◆ Source excerpt
** start **

# Question about chickens



## ThePigeonKid (Jan 15, 2009)

I want to get chickens this week (my birthday present). I had planned to keep them in a pen but I have read they like free range better. We have dogs but they are on chains. Do you think I could let them run free during the day?


----------



## spirit wings (Mar 29, 2008)

they will get eaten by racoons and foxes and dogs if you can not keep them up at night esp.. free range with you being there to watch is good. I would not get any animal unless you are prepaird before hand to take care of them properly. dogs on a chain need to be let off at some point too,(or they should be) so how can you catch chickens and put them some place safe while the dogs have their run?... just something to think about. a coop is best so you can shut them in at night and can be let out during the day when your home..they usually will go back in the coop at sunset..


----------



## wcooper (Aug 4, 2009)

We free range all our chickens during the day. As long as they have a home for the night they should be fine


----------



## ThePigeonKid (Jan 15, 2009)

** end **

◆ Data to process
** start **

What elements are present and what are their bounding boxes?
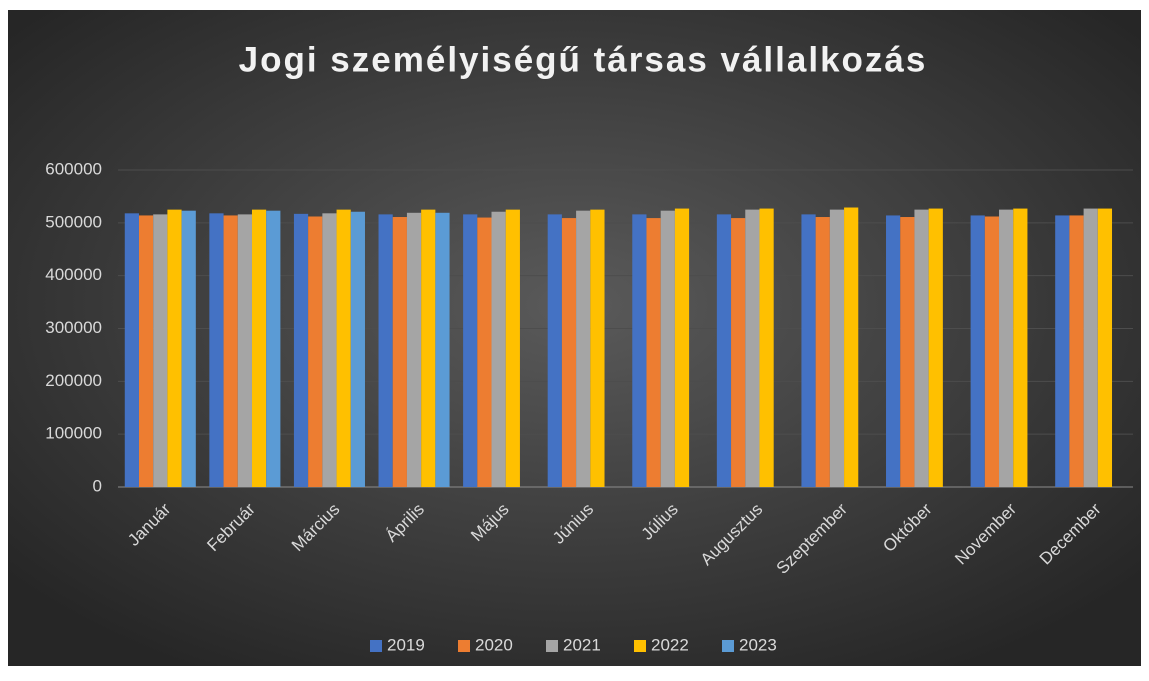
bar	[632, 214, 647, 487]
bar	[716, 214, 732, 487]
bar	[745, 209, 760, 487]
bar	[421, 209, 436, 487]
bar	[759, 208, 774, 487]
bar	[209, 213, 224, 487]
bar	[731, 218, 746, 487]
bar	[322, 213, 337, 487]
bar	[1013, 208, 1028, 487]
bar	[829, 209, 845, 487]
y-tick-label: 500000	[45, 212, 102, 231]
legend-label: 2023	[739, 635, 777, 654]
legend-label: 2021	[563, 635, 601, 654]
bar	[928, 208, 943, 487]
bar	[167, 209, 182, 487]
legend-key	[458, 640, 470, 652]
bar	[293, 213, 309, 487]
chart-title: Jogi személyiségű társas vállalkozás	[239, 40, 928, 79]
bar	[561, 218, 577, 487]
bar	[900, 217, 915, 487]
bar	[237, 214, 252, 487]
bar	[138, 215, 154, 488]
bar	[491, 211, 506, 487]
bar	[251, 209, 267, 487]
legend-key	[546, 640, 558, 652]
y-tick-label: 400000	[45, 265, 102, 284]
legend-label: 2020	[475, 635, 513, 654]
bar	[674, 208, 690, 487]
bar	[308, 216, 323, 487]
bar	[1055, 215, 1070, 488]
bar	[984, 216, 1000, 487]
y-tick-label: 100000	[45, 424, 102, 443]
bar	[886, 215, 901, 488]
bar	[378, 214, 393, 487]
y-tick-label: 0	[93, 476, 102, 495]
bar	[1097, 208, 1113, 487]
bar	[505, 209, 520, 487]
legend-key	[722, 640, 734, 652]
legend-label: 2019	[387, 635, 425, 654]
bar	[801, 214, 816, 487]
bar	[576, 210, 591, 487]
bar	[844, 207, 859, 488]
bar	[392, 217, 407, 487]
bar	[406, 212, 422, 488]
bar	[590, 209, 605, 487]
bar	[646, 218, 661, 487]
bar	[223, 215, 238, 488]
bar	[999, 209, 1014, 487]
bar	[153, 214, 168, 487]
bar	[477, 217, 492, 488]
bar	[435, 212, 450, 488]
legend-key	[370, 640, 382, 652]
bar	[970, 215, 985, 488]
bar	[914, 209, 929, 487]
bar	[336, 209, 351, 487]
legend-label: 2022	[651, 635, 689, 654]
bar	[350, 211, 365, 487]
bar	[1069, 215, 1084, 488]
y-tick-label: 300000	[45, 318, 102, 337]
y-tick-label: 200000	[45, 371, 102, 390]
bar	[815, 217, 830, 487]
bar	[124, 213, 139, 487]
bar	[181, 210, 196, 487]
bar	[547, 214, 562, 487]
y-tick-label: 600000	[45, 159, 102, 178]
bar	[660, 210, 675, 487]
legend-key	[634, 640, 646, 652]
bar	[463, 214, 478, 487]
bar	[266, 210, 281, 487]
bar	[1083, 208, 1098, 487]
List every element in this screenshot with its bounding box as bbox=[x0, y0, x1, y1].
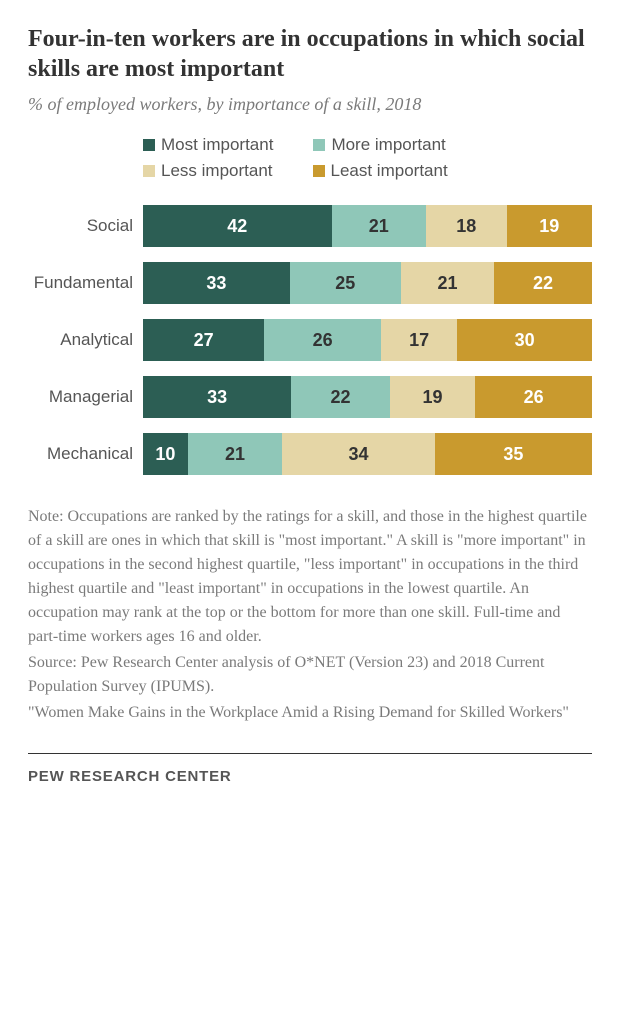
bar-label: Managerial bbox=[28, 387, 143, 407]
chart-title: Four-in-ten workers are in occupations i… bbox=[28, 24, 592, 84]
legend-label: Less important bbox=[161, 161, 273, 181]
swatch-icon bbox=[313, 165, 325, 177]
bar-label: Mechanical bbox=[28, 444, 143, 464]
bar-segment: 34 bbox=[282, 433, 435, 475]
bar: 33252122 bbox=[143, 262, 592, 304]
legend-item: Most important bbox=[143, 135, 273, 155]
bar-segment: 30 bbox=[457, 319, 592, 361]
swatch-icon bbox=[143, 139, 155, 151]
divider bbox=[28, 753, 592, 754]
bar-label: Social bbox=[28, 216, 143, 236]
bar-segment: 19 bbox=[390, 376, 475, 418]
bar: 10213435 bbox=[143, 433, 592, 475]
bar-segment: 27 bbox=[143, 319, 264, 361]
bar-segment: 33 bbox=[143, 376, 291, 418]
chart-note: Note: Occupations are ranked by the rati… bbox=[28, 505, 592, 725]
note-line: Source: Pew Research Center analysis of … bbox=[28, 651, 592, 699]
bar-segment: 35 bbox=[435, 433, 592, 475]
legend-label: More important bbox=[331, 135, 445, 155]
legend-item: Less important bbox=[143, 161, 273, 181]
bar-segment: 42 bbox=[143, 205, 332, 247]
bar-segment: 21 bbox=[332, 205, 426, 247]
bar-segment: 33 bbox=[143, 262, 290, 304]
swatch-icon bbox=[143, 165, 155, 177]
bar-segment: 26 bbox=[264, 319, 381, 361]
bar-segment: 19 bbox=[507, 205, 592, 247]
bar: 42211819 bbox=[143, 205, 592, 247]
bar-segment: 26 bbox=[475, 376, 592, 418]
chart-subtitle: % of employed workers, by importance of … bbox=[28, 94, 592, 115]
legend-label: Least important bbox=[331, 161, 448, 181]
bar-segment: 22 bbox=[291, 376, 390, 418]
bar-segment: 25 bbox=[290, 262, 401, 304]
bar-row: Analytical27261730 bbox=[28, 319, 592, 361]
note-line: "Women Make Gains in the Workplace Amid … bbox=[28, 701, 592, 725]
bar-row: Social42211819 bbox=[28, 205, 592, 247]
bar-row: Managerial33221926 bbox=[28, 376, 592, 418]
legend-label: Most important bbox=[161, 135, 273, 155]
bar-row: Fundamental33252122 bbox=[28, 262, 592, 304]
note-line: Note: Occupations are ranked by the rati… bbox=[28, 505, 592, 649]
bar-segment: 10 bbox=[143, 433, 188, 475]
swatch-icon bbox=[313, 139, 325, 151]
stacked-bar-chart: Social42211819Fundamental33252122Analyti… bbox=[28, 205, 592, 475]
bar: 33221926 bbox=[143, 376, 592, 418]
bar-segment: 22 bbox=[494, 262, 592, 304]
legend: Most important More important Less impor… bbox=[143, 135, 592, 181]
bar-segment: 18 bbox=[426, 205, 507, 247]
bar-label: Fundamental bbox=[28, 273, 143, 293]
bar-segment: 21 bbox=[188, 433, 282, 475]
footer-brand: PEW RESEARCH CENTER bbox=[28, 768, 592, 785]
bar: 27261730 bbox=[143, 319, 592, 361]
legend-item: Least important bbox=[313, 161, 448, 181]
bar-segment: 21 bbox=[401, 262, 494, 304]
bar-row: Mechanical10213435 bbox=[28, 433, 592, 475]
bar-label: Analytical bbox=[28, 330, 143, 350]
bar-segment: 17 bbox=[381, 319, 457, 361]
legend-item: More important bbox=[313, 135, 445, 155]
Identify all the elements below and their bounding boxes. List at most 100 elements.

** end **

◆ To-do list
A - Copy, word for word, the lines of the listing from the one containing "bar-label: Managerial bbox=[28, 387, 143, 407]" through the one containing "bar-segment: 26 bbox=[475, 376, 592, 418]", both included.
B - Continue the forum thread about letting chickens free range from where it stops.

◆ Task-by-task results
A -
bar-label: Managerial bbox=[28, 387, 143, 407]
chart-title: Four-in-ten workers are in occupations i… bbox=[28, 24, 592, 84]
legend-label: Less important bbox=[161, 161, 273, 181]
swatch-icon bbox=[313, 165, 325, 177]
bar-label: Mechanical bbox=[28, 444, 143, 464]
bar-segment: 34 bbox=[282, 433, 435, 475]
bar: 33252122 bbox=[143, 262, 592, 304]
legend-item: Most important bbox=[143, 135, 273, 155]
bar-segment: 30 bbox=[457, 319, 592, 361]
swatch-icon bbox=[143, 139, 155, 151]
divider bbox=[28, 753, 592, 754]
bar-label: Social bbox=[28, 216, 143, 236]
bar-segment: 19 bbox=[390, 376, 475, 418]
bar: 10213435 bbox=[143, 433, 592, 475]
bar-segment: 27 bbox=[143, 319, 264, 361]
bar-segment: 33 bbox=[143, 376, 291, 418]
chart-note: Note: Occupations are ranked by the rati… bbox=[28, 505, 592, 725]
note-line: Source: Pew Research Center analysis of … bbox=[28, 651, 592, 699]
bar-segment: 35 bbox=[435, 433, 592, 475]
legend-label: More important bbox=[331, 135, 445, 155]
legend-item: Less important bbox=[143, 161, 273, 181]
bar-segment: 42 bbox=[143, 205, 332, 247]
bar-segment: 21 bbox=[332, 205, 426, 247]
bar-segment: 33 bbox=[143, 262, 290, 304]
swatch-icon bbox=[143, 165, 155, 177]
bar-segment: 26 bbox=[264, 319, 381, 361]
bar-segment: 19 bbox=[507, 205, 592, 247]
bar: 42211819 bbox=[143, 205, 592, 247]
bar-segment: 26 bbox=[475, 376, 592, 418]

B -
Thanks!


----------



## Charis (Feb 11, 2007)

Don't forget about Hawks. I used to let mine free range during the day, until I watched in horror, from my office window, as a red tailed swooped down and tried to take my quite large barred rock. She was saved because I pounded on the window, shartling the hawk and giving the chicken time to run for cover.


----------



## MaryOfExeter (Sep 30, 2007)

Mine free range during the day as well. We're so covered with trees that we rarely have a red tail try to attack any of my birds. Our main problem is the coopers and sharp shins, which most of my chickens are too big and too hawk-smart to get caught (plus it helps that we have a lot of hiding places )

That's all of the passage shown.